Go through the entries below and copy each line containing the word "SOUTH".

#### Exercise material

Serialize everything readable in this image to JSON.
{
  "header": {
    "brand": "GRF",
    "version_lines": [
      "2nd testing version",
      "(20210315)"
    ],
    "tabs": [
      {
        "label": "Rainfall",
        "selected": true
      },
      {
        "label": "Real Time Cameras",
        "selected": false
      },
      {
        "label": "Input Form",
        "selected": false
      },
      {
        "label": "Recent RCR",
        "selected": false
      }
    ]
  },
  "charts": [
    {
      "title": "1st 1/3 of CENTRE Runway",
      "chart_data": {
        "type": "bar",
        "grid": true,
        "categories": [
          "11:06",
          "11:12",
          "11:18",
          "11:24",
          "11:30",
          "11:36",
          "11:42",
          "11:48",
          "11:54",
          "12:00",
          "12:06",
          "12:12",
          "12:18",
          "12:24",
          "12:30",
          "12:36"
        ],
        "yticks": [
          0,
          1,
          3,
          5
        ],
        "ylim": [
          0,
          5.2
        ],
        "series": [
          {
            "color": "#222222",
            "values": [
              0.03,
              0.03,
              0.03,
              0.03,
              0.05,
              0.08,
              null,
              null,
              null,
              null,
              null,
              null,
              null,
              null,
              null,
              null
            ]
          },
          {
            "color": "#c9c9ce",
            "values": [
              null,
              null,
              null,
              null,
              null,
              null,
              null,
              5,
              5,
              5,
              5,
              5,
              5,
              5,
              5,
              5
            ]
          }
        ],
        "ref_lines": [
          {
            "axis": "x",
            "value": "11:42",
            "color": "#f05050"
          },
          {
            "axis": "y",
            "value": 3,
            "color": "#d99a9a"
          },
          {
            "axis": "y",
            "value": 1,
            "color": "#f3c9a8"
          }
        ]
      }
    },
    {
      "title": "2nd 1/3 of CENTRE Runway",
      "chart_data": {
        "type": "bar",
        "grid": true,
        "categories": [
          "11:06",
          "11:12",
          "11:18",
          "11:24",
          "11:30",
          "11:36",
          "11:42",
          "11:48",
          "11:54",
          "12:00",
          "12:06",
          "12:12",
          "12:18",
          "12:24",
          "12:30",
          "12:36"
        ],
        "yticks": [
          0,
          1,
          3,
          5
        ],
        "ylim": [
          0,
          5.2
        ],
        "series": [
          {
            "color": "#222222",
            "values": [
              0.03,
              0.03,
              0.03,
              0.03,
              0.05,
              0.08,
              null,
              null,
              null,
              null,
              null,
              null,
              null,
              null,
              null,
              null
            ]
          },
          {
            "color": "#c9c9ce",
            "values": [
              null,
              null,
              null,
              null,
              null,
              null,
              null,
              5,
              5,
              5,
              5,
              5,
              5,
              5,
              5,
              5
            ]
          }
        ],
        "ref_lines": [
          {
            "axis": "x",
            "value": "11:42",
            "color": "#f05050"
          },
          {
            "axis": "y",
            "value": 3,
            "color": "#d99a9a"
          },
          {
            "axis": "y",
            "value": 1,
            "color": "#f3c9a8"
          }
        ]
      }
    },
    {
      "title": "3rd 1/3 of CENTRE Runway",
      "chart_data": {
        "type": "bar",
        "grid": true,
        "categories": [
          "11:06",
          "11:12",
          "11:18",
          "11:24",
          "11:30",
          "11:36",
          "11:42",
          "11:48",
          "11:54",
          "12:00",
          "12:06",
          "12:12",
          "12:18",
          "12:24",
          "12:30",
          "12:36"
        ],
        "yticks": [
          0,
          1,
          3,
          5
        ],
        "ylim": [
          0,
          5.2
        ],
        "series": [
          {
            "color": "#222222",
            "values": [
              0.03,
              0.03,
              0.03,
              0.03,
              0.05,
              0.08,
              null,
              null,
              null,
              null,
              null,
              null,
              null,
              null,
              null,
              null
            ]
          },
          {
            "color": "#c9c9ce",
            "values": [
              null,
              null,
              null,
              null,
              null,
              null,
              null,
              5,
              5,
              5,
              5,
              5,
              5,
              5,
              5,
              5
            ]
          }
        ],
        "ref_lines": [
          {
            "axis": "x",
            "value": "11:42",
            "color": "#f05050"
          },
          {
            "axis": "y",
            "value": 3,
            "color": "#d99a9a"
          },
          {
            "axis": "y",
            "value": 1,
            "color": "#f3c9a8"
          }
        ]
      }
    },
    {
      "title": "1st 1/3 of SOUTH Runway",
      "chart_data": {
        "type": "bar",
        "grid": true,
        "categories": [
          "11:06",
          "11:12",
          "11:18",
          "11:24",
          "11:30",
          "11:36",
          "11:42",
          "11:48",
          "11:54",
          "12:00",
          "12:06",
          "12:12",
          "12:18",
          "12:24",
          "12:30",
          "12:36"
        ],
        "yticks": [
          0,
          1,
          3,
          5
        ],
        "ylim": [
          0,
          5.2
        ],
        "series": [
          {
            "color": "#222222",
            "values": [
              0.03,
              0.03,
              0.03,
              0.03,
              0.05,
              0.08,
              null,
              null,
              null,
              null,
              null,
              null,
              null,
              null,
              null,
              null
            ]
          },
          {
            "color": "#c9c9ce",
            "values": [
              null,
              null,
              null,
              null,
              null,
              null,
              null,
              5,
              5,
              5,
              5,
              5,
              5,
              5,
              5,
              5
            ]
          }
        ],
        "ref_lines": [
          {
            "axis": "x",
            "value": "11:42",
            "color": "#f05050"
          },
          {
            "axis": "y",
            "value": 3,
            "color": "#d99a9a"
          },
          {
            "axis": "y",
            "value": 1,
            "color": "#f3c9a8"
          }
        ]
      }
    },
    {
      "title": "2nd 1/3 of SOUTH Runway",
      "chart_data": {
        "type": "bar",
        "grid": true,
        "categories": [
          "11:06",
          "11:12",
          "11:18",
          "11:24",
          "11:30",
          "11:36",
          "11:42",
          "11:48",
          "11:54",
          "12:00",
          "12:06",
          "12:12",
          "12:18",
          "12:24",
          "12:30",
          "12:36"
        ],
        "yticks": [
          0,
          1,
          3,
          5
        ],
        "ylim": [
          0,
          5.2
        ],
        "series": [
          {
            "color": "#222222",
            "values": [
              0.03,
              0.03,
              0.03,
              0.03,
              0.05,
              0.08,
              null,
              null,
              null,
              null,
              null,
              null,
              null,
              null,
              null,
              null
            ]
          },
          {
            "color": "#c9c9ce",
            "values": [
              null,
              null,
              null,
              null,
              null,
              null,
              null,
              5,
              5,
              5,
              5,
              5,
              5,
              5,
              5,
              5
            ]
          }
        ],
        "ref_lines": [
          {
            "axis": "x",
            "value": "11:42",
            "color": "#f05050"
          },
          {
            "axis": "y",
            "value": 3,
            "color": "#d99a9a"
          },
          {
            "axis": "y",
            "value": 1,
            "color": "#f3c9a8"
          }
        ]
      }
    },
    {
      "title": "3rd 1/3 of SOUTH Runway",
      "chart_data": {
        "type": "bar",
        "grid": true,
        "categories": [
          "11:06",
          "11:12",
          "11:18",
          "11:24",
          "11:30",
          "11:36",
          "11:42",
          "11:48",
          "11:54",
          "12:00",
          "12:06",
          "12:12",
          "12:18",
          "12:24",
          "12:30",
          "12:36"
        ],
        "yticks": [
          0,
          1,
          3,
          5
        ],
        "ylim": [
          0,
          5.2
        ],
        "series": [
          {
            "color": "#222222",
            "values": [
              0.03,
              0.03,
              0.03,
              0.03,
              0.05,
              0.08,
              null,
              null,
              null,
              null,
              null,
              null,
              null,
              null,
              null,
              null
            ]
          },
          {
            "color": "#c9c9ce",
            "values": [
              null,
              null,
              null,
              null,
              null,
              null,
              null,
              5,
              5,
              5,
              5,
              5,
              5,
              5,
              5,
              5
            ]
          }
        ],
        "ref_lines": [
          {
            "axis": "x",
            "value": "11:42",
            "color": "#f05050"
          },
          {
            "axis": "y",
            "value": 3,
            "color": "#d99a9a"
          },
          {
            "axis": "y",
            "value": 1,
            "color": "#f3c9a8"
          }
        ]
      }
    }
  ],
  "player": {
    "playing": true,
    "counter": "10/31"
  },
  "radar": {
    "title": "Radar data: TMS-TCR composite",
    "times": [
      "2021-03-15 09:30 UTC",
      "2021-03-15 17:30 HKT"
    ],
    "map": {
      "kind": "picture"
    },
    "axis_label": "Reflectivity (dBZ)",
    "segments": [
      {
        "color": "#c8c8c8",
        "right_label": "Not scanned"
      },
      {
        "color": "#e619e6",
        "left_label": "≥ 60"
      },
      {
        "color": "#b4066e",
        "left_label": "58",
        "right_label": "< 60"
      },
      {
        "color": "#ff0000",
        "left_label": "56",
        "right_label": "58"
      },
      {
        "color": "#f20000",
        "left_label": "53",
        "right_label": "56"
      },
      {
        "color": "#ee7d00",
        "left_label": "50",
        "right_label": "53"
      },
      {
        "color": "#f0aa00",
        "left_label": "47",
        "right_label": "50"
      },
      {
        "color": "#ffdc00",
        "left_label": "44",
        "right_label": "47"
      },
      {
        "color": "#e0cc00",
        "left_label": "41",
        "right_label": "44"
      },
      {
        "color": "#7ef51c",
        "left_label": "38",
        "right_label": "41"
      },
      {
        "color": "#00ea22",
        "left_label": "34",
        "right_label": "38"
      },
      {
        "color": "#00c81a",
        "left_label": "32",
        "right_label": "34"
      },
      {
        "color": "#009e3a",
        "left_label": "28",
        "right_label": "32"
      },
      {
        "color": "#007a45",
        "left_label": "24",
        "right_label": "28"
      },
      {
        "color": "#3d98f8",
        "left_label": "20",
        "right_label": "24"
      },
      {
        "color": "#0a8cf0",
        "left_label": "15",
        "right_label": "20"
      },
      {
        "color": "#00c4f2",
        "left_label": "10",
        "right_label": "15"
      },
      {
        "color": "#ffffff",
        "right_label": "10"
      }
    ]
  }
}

########

Expected answer:
      "title": "1st 1/3 of SOUTH Runway",
      "title": "2nd 1/3 of SOUTH Runway",
      "title": "3rd 1/3 of SOUTH Runway",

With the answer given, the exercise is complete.